Stored rows ::
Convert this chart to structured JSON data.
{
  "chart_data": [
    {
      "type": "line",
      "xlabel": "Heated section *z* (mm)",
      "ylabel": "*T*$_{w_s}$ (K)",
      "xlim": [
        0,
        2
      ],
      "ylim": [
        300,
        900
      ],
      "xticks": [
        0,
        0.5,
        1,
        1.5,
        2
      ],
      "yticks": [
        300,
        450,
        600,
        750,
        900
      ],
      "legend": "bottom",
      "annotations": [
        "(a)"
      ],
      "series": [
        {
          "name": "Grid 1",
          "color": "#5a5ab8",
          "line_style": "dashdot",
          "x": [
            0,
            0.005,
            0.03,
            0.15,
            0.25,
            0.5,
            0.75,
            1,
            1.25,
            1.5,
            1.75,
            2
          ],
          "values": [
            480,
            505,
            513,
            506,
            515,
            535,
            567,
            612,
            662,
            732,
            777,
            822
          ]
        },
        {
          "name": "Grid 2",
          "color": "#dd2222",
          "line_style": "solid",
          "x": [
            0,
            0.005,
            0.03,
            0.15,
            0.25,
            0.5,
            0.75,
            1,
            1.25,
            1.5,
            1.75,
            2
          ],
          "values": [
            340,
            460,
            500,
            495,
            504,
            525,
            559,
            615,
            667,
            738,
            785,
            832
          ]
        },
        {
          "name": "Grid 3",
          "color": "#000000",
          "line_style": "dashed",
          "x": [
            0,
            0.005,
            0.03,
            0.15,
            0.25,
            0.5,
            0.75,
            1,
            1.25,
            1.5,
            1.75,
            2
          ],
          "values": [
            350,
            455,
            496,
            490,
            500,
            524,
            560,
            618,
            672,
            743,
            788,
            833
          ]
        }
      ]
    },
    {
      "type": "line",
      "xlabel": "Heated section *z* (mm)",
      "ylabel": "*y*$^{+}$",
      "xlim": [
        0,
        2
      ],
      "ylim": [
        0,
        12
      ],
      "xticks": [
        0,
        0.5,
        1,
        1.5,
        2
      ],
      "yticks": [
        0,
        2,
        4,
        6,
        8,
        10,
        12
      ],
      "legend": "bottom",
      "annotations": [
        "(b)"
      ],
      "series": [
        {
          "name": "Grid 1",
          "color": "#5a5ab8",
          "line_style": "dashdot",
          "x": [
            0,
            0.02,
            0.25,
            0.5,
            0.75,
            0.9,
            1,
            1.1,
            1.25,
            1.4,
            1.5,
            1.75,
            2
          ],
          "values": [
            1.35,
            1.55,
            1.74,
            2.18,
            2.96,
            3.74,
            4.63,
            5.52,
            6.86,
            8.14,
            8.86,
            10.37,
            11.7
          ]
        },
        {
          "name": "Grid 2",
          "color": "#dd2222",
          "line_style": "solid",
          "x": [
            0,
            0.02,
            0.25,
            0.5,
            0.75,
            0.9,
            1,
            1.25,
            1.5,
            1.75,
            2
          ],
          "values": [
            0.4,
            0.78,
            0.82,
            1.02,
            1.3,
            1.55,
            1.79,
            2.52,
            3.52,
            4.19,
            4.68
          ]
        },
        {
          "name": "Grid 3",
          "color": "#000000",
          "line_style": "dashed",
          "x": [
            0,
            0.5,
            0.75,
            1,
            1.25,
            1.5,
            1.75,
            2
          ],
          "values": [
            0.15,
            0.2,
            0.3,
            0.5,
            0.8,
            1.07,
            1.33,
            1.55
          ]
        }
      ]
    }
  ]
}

What the task asks :: Print back all the lines verbatim.

Exercise result ::
Convert this chart to structured JSON data.
{
  "chart_data": [
    {
      "type": "line",
      "xlabel": "Heated section *z* (mm)",
      "ylabel": "*T*$_{w_s}$ (K)",
      "xlim": [
        0,
        2
      ],
      "ylim": [
        300,
        900
      ],
      "xticks": [
        0,
        0.5,
        1,
        1.5,
        2
      ],
      "yticks": [
        300,
        450,
        600,
        750,
        900
      ],
      "legend": "bottom",
      "annotations": [
        "(a)"
      ],
      "series": [
        {
          "name": "Grid 1",
          "color": "#5a5ab8",
          "line_style": "dashdot",
          "x": [
            0,
            0.005,
            0.03,
            0.15,
            0.25,
            0.5,
            0.75,
            1,
            1.25,
            1.5,
            1.75,
            2
          ],
          "values": [
            480,
            505,
            513,
            506,
            515,
            535,
            567,
            612,
            662,
            732,
            777,
            822
          ]
        },
        {
          "name": "Grid 2",
          "color": "#dd2222",
          "line_style": "solid",
          "x": [
            0,
            0.005,
            0.03,
            0.15,
            0.25,
            0.5,
            0.75,
            1,
            1.25,
            1.5,
            1.75,
            2
          ],
          "values": [
            340,
            460,
            500,
            495,
            504,
            525,
            559,
            615,
            667,
            738,
            785,
            832
          ]
        },
        {
          "name": "Grid 3",
          "color": "#000000",
          "line_style": "dashed",
          "x": [
            0,
            0.005,
            0.03,
            0.15,
            0.25,
            0.5,
            0.75,
            1,
            1.25,
            1.5,
            1.75,
            2
          ],
          "values": [
            350,
            455,
            496,
            490,
            500,
            524,
            560,
            618,
            672,
            743,
            788,
            833
          ]
        }
      ]
    },
    {
      "type": "line",
      "xlabel": "Heated section *z* (mm)",
      "ylabel": "*y*$^{+}$",
      "xlim": [
        0,
        2
      ],
      "ylim": [
        0,
        12
      ],
      "xticks": [
        0,
        0.5,
        1,
        1.5,
        2
      ],
      "yticks": [
        0,
        2,
        4,
        6,
        8,
        10,
        12
      ],
      "legend": "bottom",
      "annotations": [
        "(b)"
      ],
      "series": [
        {
          "name": "Grid 1",
          "color": "#5a5ab8",
          "line_style": "dashdot",
          "x": [
            0,
            0.02,
            0.25,
            0.5,
            0.75,
            0.9,
            1,
            1.1,
            1.25,
            1.4,
            1.5,
            1.75,
            2
          ],
          "values": [
            1.35,
            1.55,
            1.74,
            2.18,
            2.96,
            3.74,
            4.63,
            5.52,
            6.86,
            8.14,
            8.86,
            10.37,
            11.7
          ]
        },
        {
          "name": "Grid 2",
          "color": "#dd2222",
          "line_style": "solid",
          "x": [
            0,
            0.02,
            0.25,
            0.5,
            0.75,
            0.9,
            1,
            1.25,
            1.5,
            1.75,
            2
          ],
          "values": [
            0.4,
            0.78,
            0.82,
            1.02,
            1.3,
            1.55,
            1.79,
            2.52,
            3.52,
            4.19,
            4.68
          ]
        },
        {
          "name": "Grid 3",
          "color": "#000000",
          "line_style": "dashed",
          "x": [
            0,
            0.5,
            0.75,
            1,
            1.25,
            1.5,
            1.75,
            2
          ],
          "values": [
            0.15,
            0.2,
            0.3,
            0.5,
            0.8,
            1.07,
            1.33,
            1.55
          ]
        }
      ]
    }
  ]
}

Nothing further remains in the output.